• [O que se pede]
• 1. No trecho sobre os cursos de Espiritismo, de quem são recebidas as mensagens que Chico Xavier divulga?
• 2. Imprima, do trecho sobre os cursos de Espiritismo, a passagem que vai de "E - dogmatiza-se" até "III, n.º 35).", inclusive.

E, depois, convenhamos: estamos
liderando a reforma espiritual no mundo, nós, os espíritas;
mas parece que há muita gente mais preocupada, com esses cursos (ou cursilhos?),
em mostrar saber, confinando-se a uma permuta de conhecimentos especiosos que
pouco têm a ver com os objetivos da Doutrina. Ora, a grande massa está faminta
das verdades mais simples e mais humanas, que o Espiritismo guarda; gente
precisando de quem lhe fale ou escreva à alma. É muito excitante e muito
"dernier cri" preparar, nesses cursilhos, meia dúzia de alunos que
saem dali sabendo Lógica, Psicologia (será que saem sabendo mesmo?), mas
depois, chegados em casa, vão mandar os filhos para o diabo! Sim, convenhamos:
há muito mais resultado, muito mais proveito, muito mais ensino numa mensagem
que Chico Xavier divulga, recebida de Emmanuel ou de Maria Dolores, do que
todos esses cursilhos juntos. Há muito mais efeito, salvam-se muito mais almas,
tocam-se muito mais corações numa palestra de Divaldo Pereira Franco (os
auditórios superlotam!) do que em todas essas pseudo-academias. Há mais
espíritos redimidos e prontos a amar e entender o próximo após a leitura duma
obra de Yvonne Pereira do que em todos esses currículos enroscados em
pedagogismo.
Mas, argui-se, já agora, que foi
Allan Kardec quem defendeu os cursos regulares de Espiritismo.
E - dogmatiza-se - a palavra dele basta.
Primo
loco, não endosso a assertiva de que a palavra do Codificador baste. Ele
mesmo alertou-nos para isso, por sinal quando falava exatamente sobre o
problema do ensino espírita: "Não nos cabe ser juiz e parte e não alimentamos
a ridícula pretensão de ser o único distribuidor da luz" ("O
Livro dos Médiuns", capo III, n.º 35).

• [Informações fornecidas]

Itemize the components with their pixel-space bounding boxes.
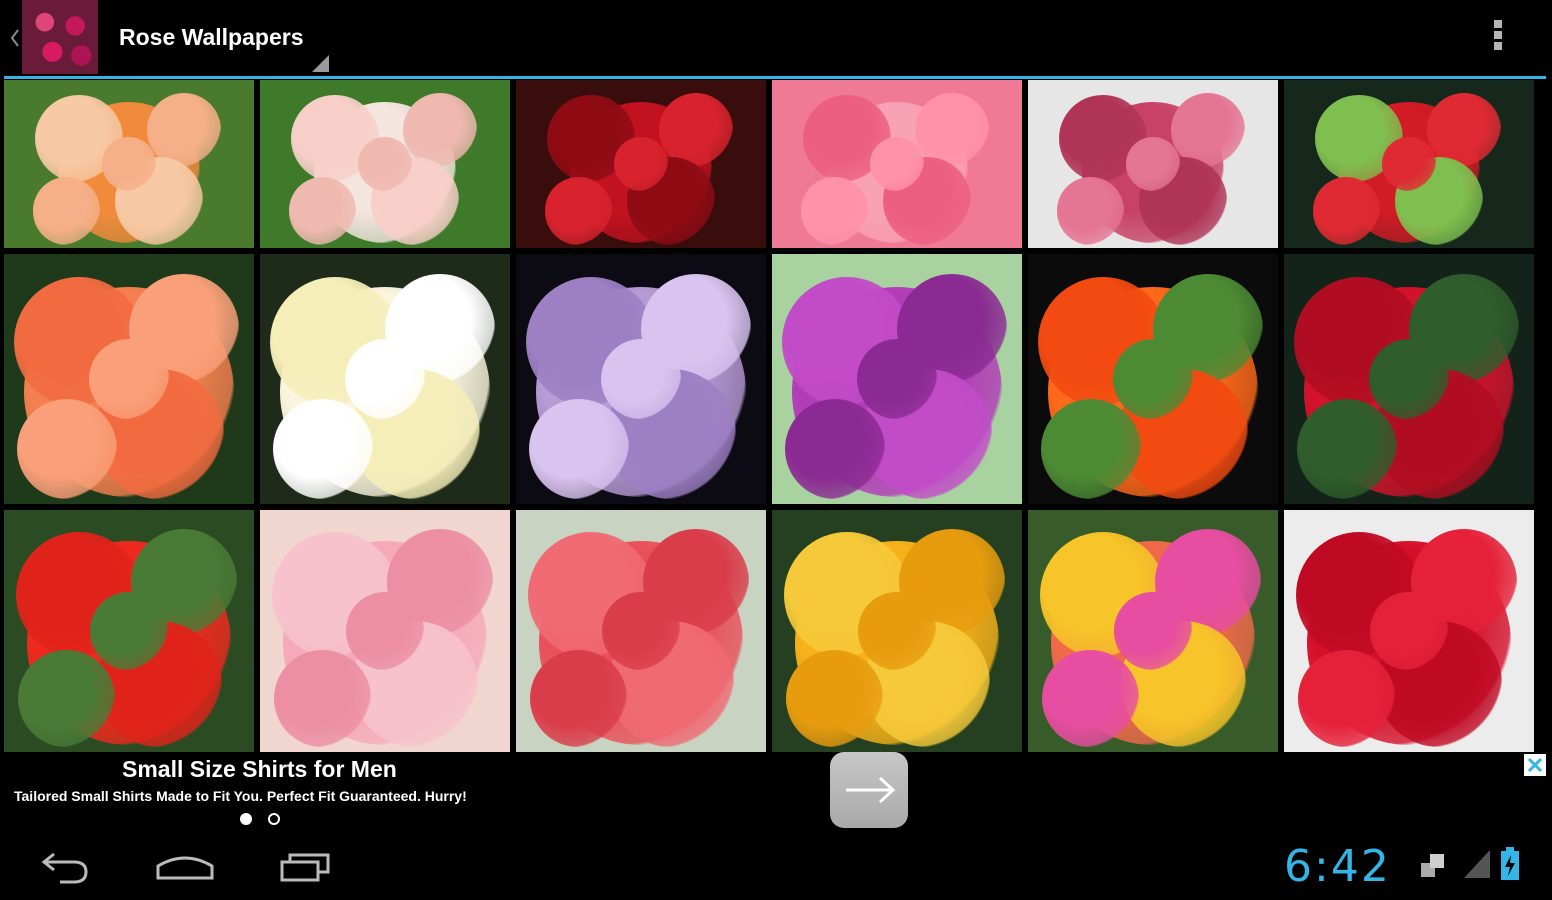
rose-bloom <box>18 650 115 748</box>
app-logo[interactable] <box>22 0 98 74</box>
rose-bloom <box>274 650 371 748</box>
wallpaper-thumbnail[interactable] <box>4 80 254 248</box>
rose-bloom <box>1312 177 1381 245</box>
app-title[interactable]: Rose Wallpapers <box>119 24 303 51</box>
battery-charging-icon <box>1501 847 1519 880</box>
rose-bloom <box>784 399 885 499</box>
rose-bloom <box>870 137 924 191</box>
rose-bloom <box>528 399 629 499</box>
page-dot-active <box>240 813 252 825</box>
wallpaper-thumbnail[interactable] <box>1284 80 1534 248</box>
rose-bloom <box>358 137 412 191</box>
ad-go-button[interactable] <box>830 752 908 828</box>
rose-bloom <box>1126 137 1180 191</box>
rose-bloom <box>858 592 936 670</box>
rose-bloom <box>786 650 883 748</box>
rose-bloom <box>272 399 373 499</box>
rose-bloom <box>345 339 425 419</box>
rose-bloom <box>1427 93 1501 168</box>
rose-bloom <box>89 339 169 419</box>
ad-title[interactable]: Small Size Shirts for Men <box>122 756 397 783</box>
page-dot <box>268 813 280 825</box>
overflow-menu-icon[interactable] <box>1484 20 1512 56</box>
wallpaper-thumbnail[interactable] <box>1028 254 1278 504</box>
ad-page-indicator <box>240 812 296 830</box>
action-bar-divider <box>4 76 1546 79</box>
wallpaper-thumbnail[interactable] <box>1284 510 1534 752</box>
rose-bloom <box>915 93 989 168</box>
rose-bloom <box>1382 137 1436 191</box>
rose-bloom <box>1040 399 1141 499</box>
rose-bloom <box>857 339 937 419</box>
back-icon[interactable] <box>36 848 92 888</box>
rose-bloom <box>16 399 117 499</box>
rose-bloom <box>1042 650 1139 748</box>
rose-bloom <box>90 592 168 670</box>
rose-bloom <box>1298 650 1395 748</box>
wallpaper-grid <box>4 80 1536 752</box>
title-spinner-indicator <box>312 55 329 72</box>
wallpaper-thumbnail[interactable] <box>1284 254 1534 504</box>
home-icon[interactable] <box>154 848 216 888</box>
recent-apps-icon[interactable] <box>278 848 336 888</box>
arrow-right-icon <box>846 776 896 804</box>
rose-bloom <box>1369 339 1449 419</box>
rose-bloom <box>346 592 424 670</box>
rose-bloom <box>602 592 680 670</box>
wallpaper-thumbnail[interactable] <box>4 254 254 504</box>
rose-bloom <box>601 339 681 419</box>
wallpaper-thumbnail[interactable] <box>516 80 766 248</box>
rose-bloom <box>800 177 869 245</box>
rose-bloom <box>614 137 668 191</box>
wallpaper-thumbnail[interactable] <box>1028 510 1278 752</box>
rose-bloom <box>659 93 733 168</box>
sync-icon <box>1421 854 1444 877</box>
status-clock[interactable]: 6:42 <box>1284 841 1391 892</box>
rose-bloom <box>1370 592 1448 670</box>
wallpaper-thumbnail[interactable] <box>260 510 510 752</box>
wallpaper-thumbnail[interactable] <box>516 510 766 752</box>
rose-bloom <box>1114 592 1192 670</box>
wallpaper-thumbnail[interactable] <box>516 254 766 504</box>
ad-banner[interactable]: Small Size Shirts for Men Tailored Small… <box>4 752 1546 840</box>
ad-choices-icon[interactable] <box>1524 754 1546 776</box>
ad-description[interactable]: Tailored Small Shirts Made to Fit You. P… <box>14 788 467 804</box>
rose-bloom <box>1113 339 1193 419</box>
wallpaper-thumbnail[interactable] <box>1028 80 1278 248</box>
wallpaper-thumbnail[interactable] <box>4 510 254 752</box>
action-bar: Rose Wallpapers <box>0 0 1552 79</box>
wallpaper-thumbnail[interactable] <box>260 254 510 504</box>
rose-bloom <box>544 177 613 245</box>
rose-bloom <box>1056 177 1125 245</box>
wallpaper-thumbnail[interactable] <box>772 510 1022 752</box>
rose-bloom <box>147 93 221 168</box>
rose-bloom <box>530 650 627 748</box>
up-caret-icon[interactable] <box>10 28 20 48</box>
wallpaper-thumbnail[interactable] <box>260 80 510 248</box>
rose-bloom <box>403 93 477 168</box>
wallpaper-thumbnail[interactable] <box>772 80 1022 248</box>
wallpaper-thumbnail[interactable] <box>772 254 1022 504</box>
signal-icon <box>1464 850 1490 878</box>
rose-bloom <box>1171 93 1245 168</box>
rose-bloom <box>102 137 156 191</box>
rose-bloom <box>288 177 357 245</box>
rose-bloom <box>32 177 101 245</box>
system-nav-bar: 6:42 <box>0 840 1552 900</box>
rose-bloom <box>1296 399 1397 499</box>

• [Tarefas resolvidas]
• 1. De Emmanuel ou de Maria Dolores.

• 2.
E - dogmatiza-se - a palavra dele basta.
Primo
loco, não endosso a assertiva de que a palavra do Codificador baste. Ele
mesmo alertou-nos para isso, por sinal quando falava exatamente sobre o
problema do ensino espírita: "Não nos cabe ser juiz e parte e não alimentamos
a ridícula pretensão de ser o único distribuidor da luz" ("O
Livro dos Médiuns", capo III, n.º 35).